• **Records for this task**
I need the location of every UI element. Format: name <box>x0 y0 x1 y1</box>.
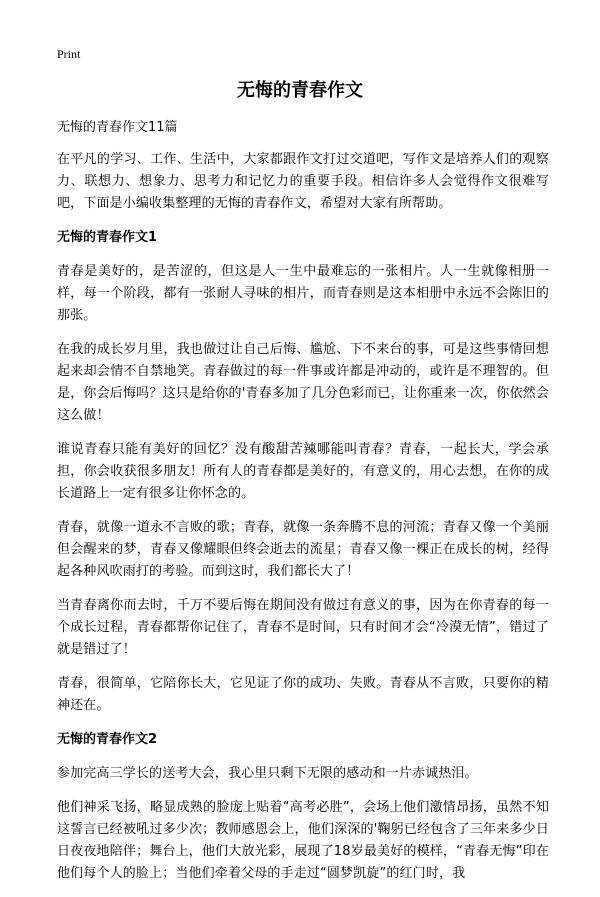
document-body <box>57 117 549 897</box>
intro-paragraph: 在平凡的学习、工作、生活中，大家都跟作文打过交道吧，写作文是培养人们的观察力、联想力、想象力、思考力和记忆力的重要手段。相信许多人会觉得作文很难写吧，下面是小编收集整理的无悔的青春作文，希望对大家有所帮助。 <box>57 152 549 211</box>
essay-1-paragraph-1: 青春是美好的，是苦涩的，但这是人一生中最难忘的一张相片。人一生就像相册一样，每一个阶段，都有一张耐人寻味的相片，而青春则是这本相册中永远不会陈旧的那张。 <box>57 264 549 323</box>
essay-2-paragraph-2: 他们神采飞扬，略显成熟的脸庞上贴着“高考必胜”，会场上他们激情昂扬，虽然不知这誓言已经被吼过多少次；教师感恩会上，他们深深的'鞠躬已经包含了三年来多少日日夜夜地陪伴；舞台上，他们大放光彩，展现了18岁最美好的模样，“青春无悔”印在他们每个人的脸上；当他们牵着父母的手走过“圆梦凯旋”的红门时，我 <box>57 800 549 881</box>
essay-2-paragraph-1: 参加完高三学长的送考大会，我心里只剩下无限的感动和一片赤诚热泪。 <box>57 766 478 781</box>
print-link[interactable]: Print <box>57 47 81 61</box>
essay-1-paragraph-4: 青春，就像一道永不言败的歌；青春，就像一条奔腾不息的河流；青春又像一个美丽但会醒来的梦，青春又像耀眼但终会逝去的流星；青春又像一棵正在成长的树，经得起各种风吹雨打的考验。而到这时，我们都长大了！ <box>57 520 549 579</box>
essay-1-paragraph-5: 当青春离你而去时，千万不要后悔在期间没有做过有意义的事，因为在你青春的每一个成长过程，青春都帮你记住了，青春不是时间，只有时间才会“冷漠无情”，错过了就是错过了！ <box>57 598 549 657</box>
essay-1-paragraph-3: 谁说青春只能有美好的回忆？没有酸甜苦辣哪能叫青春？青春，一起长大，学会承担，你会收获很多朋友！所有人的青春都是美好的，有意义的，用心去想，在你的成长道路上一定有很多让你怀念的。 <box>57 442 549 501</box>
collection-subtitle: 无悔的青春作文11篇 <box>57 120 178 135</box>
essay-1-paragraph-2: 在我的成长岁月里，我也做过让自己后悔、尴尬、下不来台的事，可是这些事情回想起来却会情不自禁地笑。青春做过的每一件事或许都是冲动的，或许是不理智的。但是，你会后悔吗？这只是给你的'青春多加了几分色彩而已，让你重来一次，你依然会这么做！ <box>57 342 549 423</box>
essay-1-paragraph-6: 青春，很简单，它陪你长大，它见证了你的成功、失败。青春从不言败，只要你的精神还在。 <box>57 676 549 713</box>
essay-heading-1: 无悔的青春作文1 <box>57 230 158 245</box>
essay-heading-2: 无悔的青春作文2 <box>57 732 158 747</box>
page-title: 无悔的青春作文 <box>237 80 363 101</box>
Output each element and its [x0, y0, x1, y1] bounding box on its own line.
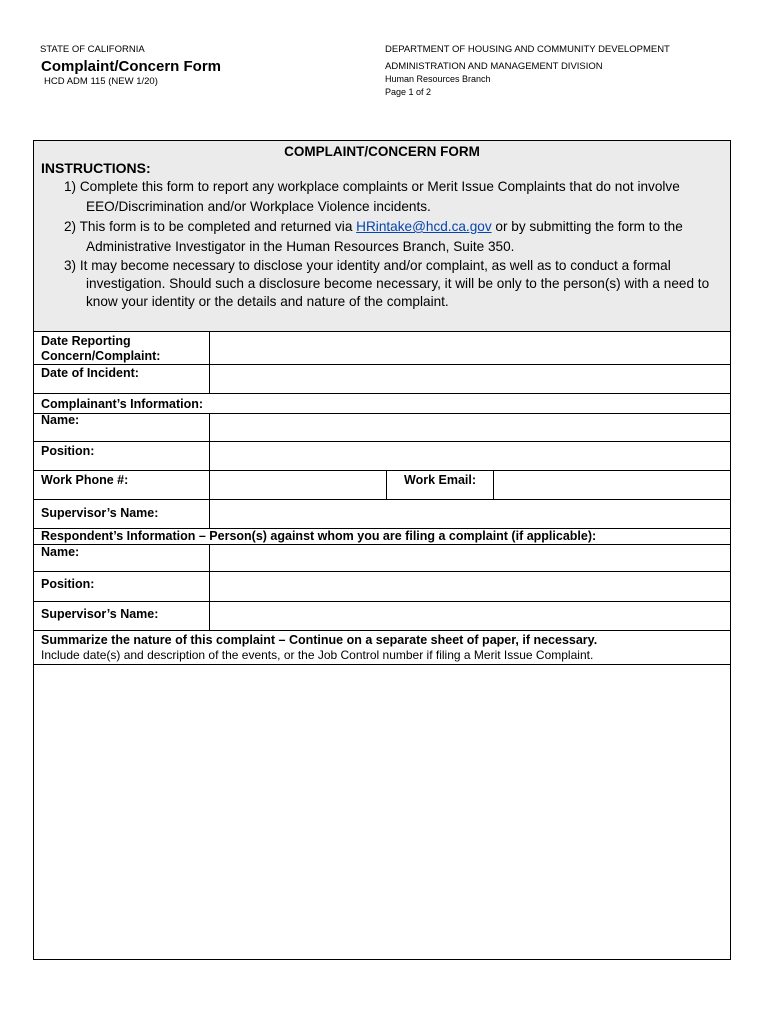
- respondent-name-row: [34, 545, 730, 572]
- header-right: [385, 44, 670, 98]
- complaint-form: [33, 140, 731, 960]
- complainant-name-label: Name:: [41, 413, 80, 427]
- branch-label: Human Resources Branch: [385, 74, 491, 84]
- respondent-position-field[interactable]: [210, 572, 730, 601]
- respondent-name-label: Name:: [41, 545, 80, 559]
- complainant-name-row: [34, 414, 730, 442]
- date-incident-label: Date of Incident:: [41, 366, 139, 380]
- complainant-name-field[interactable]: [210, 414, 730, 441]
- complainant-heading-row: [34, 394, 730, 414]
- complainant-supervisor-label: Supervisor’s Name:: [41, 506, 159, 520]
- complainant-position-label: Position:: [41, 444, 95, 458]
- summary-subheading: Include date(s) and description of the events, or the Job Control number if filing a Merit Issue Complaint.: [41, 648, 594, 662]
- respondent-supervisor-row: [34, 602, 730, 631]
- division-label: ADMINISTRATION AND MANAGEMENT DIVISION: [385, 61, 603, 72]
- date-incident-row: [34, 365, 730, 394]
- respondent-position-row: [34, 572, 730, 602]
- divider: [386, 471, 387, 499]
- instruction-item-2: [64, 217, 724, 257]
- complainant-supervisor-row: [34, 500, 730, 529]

• **Exercise directions**
Extract every line from both items above verbatim, leaving out the two picture lines.

• **Task response**
I need the location of every UI element. Format: name <box>x0 y0 x1 y1</box>.
document-body <box>57 117 549 897</box>
intro-paragraph: 在平凡的学习、工作、生活中，大家都跟作文打过交道吧，写作文是培养人们的观察力、联想力、想象力、思考力和记忆力的重要手段。相信许多人会觉得作文很难写吧，下面是小编收集整理的无悔的青春作文，希望对大家有所帮助。 <box>57 152 549 211</box>
essay-1-paragraph-1: 青春是美好的，是苦涩的，但这是人一生中最难忘的一张相片。人一生就像相册一样，每一个阶段，都有一张耐人寻味的相片，而青春则是这本相册中永远不会陈旧的那张。 <box>57 264 549 323</box>
essay-2-paragraph-2: 他们神采飞扬，略显成熟的脸庞上贴着“高考必胜”，会场上他们激情昂扬，虽然不知这誓言已经被吼过多少次；教师感恩会上，他们深深的'鞠躬已经包含了三年来多少日日夜夜地陪伴；舞台上，他们大放光彩，展现了18岁最美好的模样，“青春无悔”印在他们每个人的脸上；当他们牵着父母的手走过“圆梦凯旋”的红门时，我 <box>57 800 549 881</box>
essay-2-paragraph-1: 参加完高三学长的送考大会，我心里只剩下无限的感动和一片赤诚热泪。 <box>57 766 478 781</box>
print-link[interactable]: Print <box>57 47 81 61</box>
essay-1-paragraph-4: 青春，就像一道永不言败的歌；青春，就像一条奔腾不息的河流；青春又像一个美丽但会醒来的梦，青春又像耀眼但终会逝去的流星；青春又像一棵正在成长的树，经得起各种风吹雨打的考验。而到这时，我们都长大了！ <box>57 520 549 579</box>
essay-1-paragraph-5: 当青春离你而去时，千万不要后悔在期间没有做过有意义的事，因为在你青春的每一个成长过程，青春都帮你记住了，青春不是时间，只有时间才会“冷漠无情”，错过了就是错过了！ <box>57 598 549 657</box>
essay-1-paragraph-3: 谁说青春只能有美好的回忆？没有酸甜苦辣哪能叫青春？青春，一起长大，学会承担，你会收获很多朋友！所有人的青春都是美好的，有意义的，用心去想，在你的成长道路上一定有很多让你怀念的。 <box>57 442 549 501</box>
collection-subtitle: 无悔的青春作文11篇 <box>57 120 178 135</box>
essay-1-paragraph-2: 在我的成长岁月里，我也做过让自己后悔、尴尬、下不来台的事，可是这些事情回想起来却会情不自禁地笑。青春做过的每一件事或许都是冲动的，或许是不理智的。但是，你会后悔吗？这只是给你的'青春多加了几分色彩而已，让你重来一次，你依然会这么做！ <box>57 342 549 423</box>
essay-1-paragraph-6: 青春，很简单，它陪你长大，它见证了你的成功、失败。青春从不言败，只要你的精神还在。 <box>57 676 549 713</box>
essay-heading-1: 无悔的青春作文1 <box>57 230 158 245</box>
essay-heading-2: 无悔的青春作文2 <box>57 732 158 747</box>
page-title: 无悔的青春作文 <box>237 80 363 101</box>
Output each element and its [x0, y0, x1, y1] bounding box on its own line.
- respondent-name-row: [34, 545, 730, 572]
- header-right: [385, 44, 670, 98]
- complaint-form: [33, 140, 731, 960]
- complainant-name-label: Name:: [41, 413, 80, 427]
- branch-label: Human Resources Branch: [385, 74, 491, 84]
- respondent-position-field[interactable]: [210, 572, 730, 601]
- respondent-name-label: Name:: [41, 545, 80, 559]
- complainant-name-row: [34, 414, 730, 442]
- date-incident-label: Date of Incident:: [41, 366, 139, 380]
- complainant-name-field[interactable]: [210, 414, 730, 441]
- complainant-heading-row: [34, 394, 730, 414]
- complainant-supervisor-label: Supervisor’s Name:: [41, 506, 159, 520]
- complainant-position-label: Position:: [41, 444, 95, 458]
- summary-subheading: Include date(s) and description of the events, or the Job Control number if filing a Merit Issue Complaint.: [41, 648, 594, 662]
- respondent-supervisor-row: [34, 602, 730, 631]
- division-label: ADMINISTRATION AND MANAGEMENT DIVISION: [385, 61, 603, 72]
- date-incident-row: [34, 365, 730, 394]
- respondent-position-row: [34, 572, 730, 602]
- divider: [386, 471, 387, 499]
- instruction-item-2: [64, 217, 724, 257]
- complainant-supervisor-row: [34, 500, 730, 529]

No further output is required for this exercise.